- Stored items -
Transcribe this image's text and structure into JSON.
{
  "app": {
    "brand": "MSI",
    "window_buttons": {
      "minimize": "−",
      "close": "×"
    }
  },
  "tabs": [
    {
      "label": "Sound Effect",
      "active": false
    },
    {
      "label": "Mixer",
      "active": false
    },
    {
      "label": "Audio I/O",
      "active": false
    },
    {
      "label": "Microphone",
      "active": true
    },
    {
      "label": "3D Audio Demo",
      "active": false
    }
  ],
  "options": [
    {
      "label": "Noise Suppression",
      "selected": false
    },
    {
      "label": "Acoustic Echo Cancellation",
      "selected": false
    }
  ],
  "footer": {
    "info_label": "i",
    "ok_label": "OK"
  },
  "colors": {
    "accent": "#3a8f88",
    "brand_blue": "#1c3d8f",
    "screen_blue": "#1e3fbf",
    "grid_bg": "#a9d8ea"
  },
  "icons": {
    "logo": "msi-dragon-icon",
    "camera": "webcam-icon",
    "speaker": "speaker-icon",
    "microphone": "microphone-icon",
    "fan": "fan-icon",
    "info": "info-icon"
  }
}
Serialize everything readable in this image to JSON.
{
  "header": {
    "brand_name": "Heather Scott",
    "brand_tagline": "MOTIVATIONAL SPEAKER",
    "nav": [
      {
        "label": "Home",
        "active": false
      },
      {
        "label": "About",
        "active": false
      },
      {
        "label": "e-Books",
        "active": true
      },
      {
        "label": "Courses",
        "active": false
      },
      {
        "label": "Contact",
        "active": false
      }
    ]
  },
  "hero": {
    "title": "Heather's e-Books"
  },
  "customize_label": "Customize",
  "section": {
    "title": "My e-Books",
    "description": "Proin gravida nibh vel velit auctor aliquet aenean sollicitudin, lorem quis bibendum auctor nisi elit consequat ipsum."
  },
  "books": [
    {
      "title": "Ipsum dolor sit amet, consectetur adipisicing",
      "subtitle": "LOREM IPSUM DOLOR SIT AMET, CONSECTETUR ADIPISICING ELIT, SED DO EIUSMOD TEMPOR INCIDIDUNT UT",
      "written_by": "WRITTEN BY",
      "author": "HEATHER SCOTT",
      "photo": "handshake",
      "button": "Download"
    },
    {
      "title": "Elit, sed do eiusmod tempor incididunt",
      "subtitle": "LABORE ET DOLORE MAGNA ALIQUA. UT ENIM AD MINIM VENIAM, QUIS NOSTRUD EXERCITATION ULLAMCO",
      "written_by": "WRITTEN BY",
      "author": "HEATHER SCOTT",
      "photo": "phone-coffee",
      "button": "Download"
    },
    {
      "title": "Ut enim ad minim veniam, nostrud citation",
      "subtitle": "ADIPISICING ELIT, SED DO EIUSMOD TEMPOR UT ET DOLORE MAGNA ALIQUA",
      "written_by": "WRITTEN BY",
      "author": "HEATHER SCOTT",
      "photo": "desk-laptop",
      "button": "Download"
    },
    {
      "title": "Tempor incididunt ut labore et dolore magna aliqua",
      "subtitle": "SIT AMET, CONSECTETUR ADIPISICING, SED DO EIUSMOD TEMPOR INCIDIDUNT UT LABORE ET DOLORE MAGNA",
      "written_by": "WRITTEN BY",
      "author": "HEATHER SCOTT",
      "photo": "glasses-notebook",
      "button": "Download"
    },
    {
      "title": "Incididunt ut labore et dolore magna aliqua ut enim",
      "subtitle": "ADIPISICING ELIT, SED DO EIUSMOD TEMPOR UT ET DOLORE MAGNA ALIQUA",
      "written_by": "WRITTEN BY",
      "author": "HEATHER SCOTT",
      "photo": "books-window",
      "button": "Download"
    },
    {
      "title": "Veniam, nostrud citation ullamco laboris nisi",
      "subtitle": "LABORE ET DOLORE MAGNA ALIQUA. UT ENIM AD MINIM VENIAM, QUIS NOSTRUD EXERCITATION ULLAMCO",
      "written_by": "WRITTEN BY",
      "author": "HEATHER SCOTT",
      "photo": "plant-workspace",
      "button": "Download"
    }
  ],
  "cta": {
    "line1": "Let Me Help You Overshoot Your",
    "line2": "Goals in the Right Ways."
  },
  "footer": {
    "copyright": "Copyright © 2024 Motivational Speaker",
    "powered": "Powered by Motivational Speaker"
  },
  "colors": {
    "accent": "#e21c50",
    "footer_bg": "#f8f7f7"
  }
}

- WRITTEN PROBLEM -
Wherever "this" shows up in a line, copy that line.

- SOLVED EXERCISE -
Transcribe this image's text and structure into JSON.
Serialize everything readable in this image to JSON.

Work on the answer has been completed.